Some records
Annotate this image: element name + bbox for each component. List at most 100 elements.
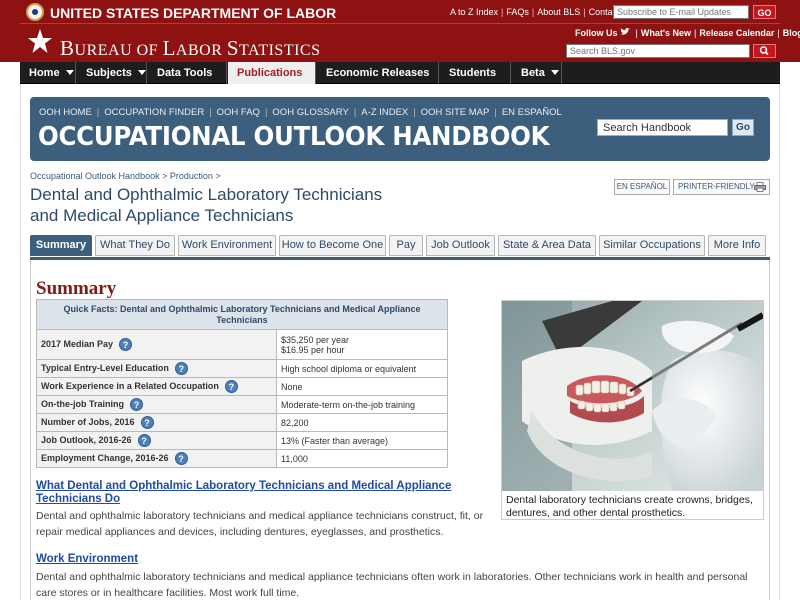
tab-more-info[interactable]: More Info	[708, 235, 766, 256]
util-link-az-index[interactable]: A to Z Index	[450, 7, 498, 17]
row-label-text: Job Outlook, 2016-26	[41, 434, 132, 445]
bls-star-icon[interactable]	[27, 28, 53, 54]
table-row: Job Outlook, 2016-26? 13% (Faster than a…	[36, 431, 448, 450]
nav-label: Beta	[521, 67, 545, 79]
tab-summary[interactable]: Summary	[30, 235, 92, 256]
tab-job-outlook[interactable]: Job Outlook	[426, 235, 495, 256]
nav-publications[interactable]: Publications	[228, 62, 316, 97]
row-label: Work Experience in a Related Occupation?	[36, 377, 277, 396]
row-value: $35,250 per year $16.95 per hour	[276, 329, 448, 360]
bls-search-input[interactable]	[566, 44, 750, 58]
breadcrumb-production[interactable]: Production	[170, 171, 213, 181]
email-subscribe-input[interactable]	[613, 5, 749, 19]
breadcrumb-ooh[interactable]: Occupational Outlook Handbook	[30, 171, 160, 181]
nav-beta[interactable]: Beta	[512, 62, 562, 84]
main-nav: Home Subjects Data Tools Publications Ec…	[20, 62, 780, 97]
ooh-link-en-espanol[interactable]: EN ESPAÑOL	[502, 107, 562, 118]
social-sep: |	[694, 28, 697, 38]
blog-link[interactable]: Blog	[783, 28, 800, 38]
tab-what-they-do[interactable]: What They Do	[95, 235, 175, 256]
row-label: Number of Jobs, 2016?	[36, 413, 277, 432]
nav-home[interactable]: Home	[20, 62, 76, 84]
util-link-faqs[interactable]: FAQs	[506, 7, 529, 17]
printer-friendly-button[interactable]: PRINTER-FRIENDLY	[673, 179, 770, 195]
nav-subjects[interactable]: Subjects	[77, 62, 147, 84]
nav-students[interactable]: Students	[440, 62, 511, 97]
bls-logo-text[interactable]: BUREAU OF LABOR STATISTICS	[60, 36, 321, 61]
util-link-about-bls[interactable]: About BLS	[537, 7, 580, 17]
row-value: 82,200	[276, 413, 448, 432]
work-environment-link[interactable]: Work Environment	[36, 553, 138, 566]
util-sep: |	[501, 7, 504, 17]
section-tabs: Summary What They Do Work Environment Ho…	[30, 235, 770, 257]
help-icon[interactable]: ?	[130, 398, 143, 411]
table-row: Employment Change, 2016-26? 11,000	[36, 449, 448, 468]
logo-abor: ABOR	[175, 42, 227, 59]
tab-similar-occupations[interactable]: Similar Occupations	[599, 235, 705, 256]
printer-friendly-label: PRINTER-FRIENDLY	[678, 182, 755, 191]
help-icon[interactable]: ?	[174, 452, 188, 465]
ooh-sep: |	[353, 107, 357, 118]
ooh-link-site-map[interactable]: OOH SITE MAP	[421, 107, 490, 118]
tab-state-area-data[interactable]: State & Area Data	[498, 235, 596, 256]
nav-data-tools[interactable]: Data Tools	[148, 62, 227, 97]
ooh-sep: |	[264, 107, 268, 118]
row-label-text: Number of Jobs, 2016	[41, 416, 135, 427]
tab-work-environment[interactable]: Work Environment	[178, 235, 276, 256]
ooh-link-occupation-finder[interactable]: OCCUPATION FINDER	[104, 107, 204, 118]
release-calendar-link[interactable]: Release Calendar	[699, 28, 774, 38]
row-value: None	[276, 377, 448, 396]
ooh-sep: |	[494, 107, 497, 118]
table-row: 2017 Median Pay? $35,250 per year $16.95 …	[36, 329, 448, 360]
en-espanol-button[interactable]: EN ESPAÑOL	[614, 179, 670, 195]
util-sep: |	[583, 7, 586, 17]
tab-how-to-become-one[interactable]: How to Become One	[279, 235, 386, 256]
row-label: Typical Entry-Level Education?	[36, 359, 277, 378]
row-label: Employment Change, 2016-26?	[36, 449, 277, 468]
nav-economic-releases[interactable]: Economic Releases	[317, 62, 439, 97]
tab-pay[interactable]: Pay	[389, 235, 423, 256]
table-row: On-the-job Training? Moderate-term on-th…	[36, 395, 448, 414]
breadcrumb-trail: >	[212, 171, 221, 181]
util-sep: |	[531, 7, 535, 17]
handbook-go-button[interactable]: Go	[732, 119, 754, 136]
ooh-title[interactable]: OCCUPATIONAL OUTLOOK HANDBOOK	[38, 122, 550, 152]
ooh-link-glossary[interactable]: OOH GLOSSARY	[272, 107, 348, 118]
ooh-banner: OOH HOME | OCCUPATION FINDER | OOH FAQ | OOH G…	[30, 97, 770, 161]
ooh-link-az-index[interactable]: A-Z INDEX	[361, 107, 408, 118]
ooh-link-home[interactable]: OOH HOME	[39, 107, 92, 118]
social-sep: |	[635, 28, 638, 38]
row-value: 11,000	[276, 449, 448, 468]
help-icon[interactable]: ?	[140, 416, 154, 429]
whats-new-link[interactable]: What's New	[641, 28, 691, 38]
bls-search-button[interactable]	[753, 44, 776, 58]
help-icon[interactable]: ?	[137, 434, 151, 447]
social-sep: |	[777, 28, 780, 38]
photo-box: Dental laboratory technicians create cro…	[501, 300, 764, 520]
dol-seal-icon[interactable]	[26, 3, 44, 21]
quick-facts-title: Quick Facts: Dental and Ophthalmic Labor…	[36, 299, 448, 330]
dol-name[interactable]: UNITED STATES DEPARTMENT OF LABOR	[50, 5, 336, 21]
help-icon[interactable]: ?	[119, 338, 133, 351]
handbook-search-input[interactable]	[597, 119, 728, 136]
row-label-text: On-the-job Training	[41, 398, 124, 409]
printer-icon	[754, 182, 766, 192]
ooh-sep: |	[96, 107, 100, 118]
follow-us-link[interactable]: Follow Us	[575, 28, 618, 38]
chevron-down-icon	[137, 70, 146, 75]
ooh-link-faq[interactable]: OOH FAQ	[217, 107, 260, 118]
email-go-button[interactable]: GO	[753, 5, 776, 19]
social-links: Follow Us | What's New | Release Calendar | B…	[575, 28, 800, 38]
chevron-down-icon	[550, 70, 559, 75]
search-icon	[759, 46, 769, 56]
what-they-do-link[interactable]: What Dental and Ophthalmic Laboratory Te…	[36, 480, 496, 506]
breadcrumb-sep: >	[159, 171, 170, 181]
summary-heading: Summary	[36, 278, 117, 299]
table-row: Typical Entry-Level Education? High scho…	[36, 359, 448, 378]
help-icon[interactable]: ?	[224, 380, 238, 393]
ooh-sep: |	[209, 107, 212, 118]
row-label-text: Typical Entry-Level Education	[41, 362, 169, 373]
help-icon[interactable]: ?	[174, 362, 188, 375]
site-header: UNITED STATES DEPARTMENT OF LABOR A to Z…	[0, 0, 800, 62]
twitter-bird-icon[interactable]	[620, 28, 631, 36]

What needs to be done :: Copy the lines of the records between the line holding "235, 766, 256]" and the line holding "7, 529, 17]", inclusive, reproducing each one exactly.

Result of the task ::
tab-more-info[interactable]: More Info	[708, 235, 766, 256]
util-link-az-index[interactable]: A to Z Index	[450, 7, 498, 17]
row-label-text: Job Outlook, 2016-26	[41, 434, 132, 445]
bls-star-icon[interactable]	[27, 28, 53, 54]
table-row: Job Outlook, 2016-26? 13% (Faster than a…	[36, 431, 448, 450]
nav-label: Beta	[521, 67, 545, 79]
tab-summary[interactable]: Summary	[30, 235, 92, 256]
tab-job-outlook[interactable]: Job Outlook	[426, 235, 495, 256]
nav-publications[interactable]: Publications	[228, 62, 316, 97]
row-label: Work Experience in a Related Occupation?	[36, 377, 277, 396]
row-value: $35,250 per year $16.95 per hour	[276, 329, 448, 360]
bls-search-input[interactable]	[566, 44, 750, 58]
breadcrumb-production[interactable]: Production	[170, 171, 213, 181]
email-subscribe-input[interactable]	[613, 5, 749, 19]
breadcrumb-ooh[interactable]: Occupational Outlook Handbook	[30, 171, 160, 181]
nav-beta[interactable]: Beta	[512, 62, 562, 84]
main-nav: Home Subjects Data Tools Publications Ec…	[20, 62, 780, 97]
ooh-link-en-espanol[interactable]: EN ESPAÑOL	[502, 107, 562, 118]
social-sep: |	[694, 28, 697, 38]
blog-link[interactable]: Blog	[783, 28, 800, 38]
tab-what-they-do[interactable]: What They Do	[95, 235, 175, 256]
row-label: Number of Jobs, 2016?	[36, 413, 277, 432]
nav-home[interactable]: Home	[20, 62, 76, 84]
util-link-faqs[interactable]: FAQs	[506, 7, 529, 17]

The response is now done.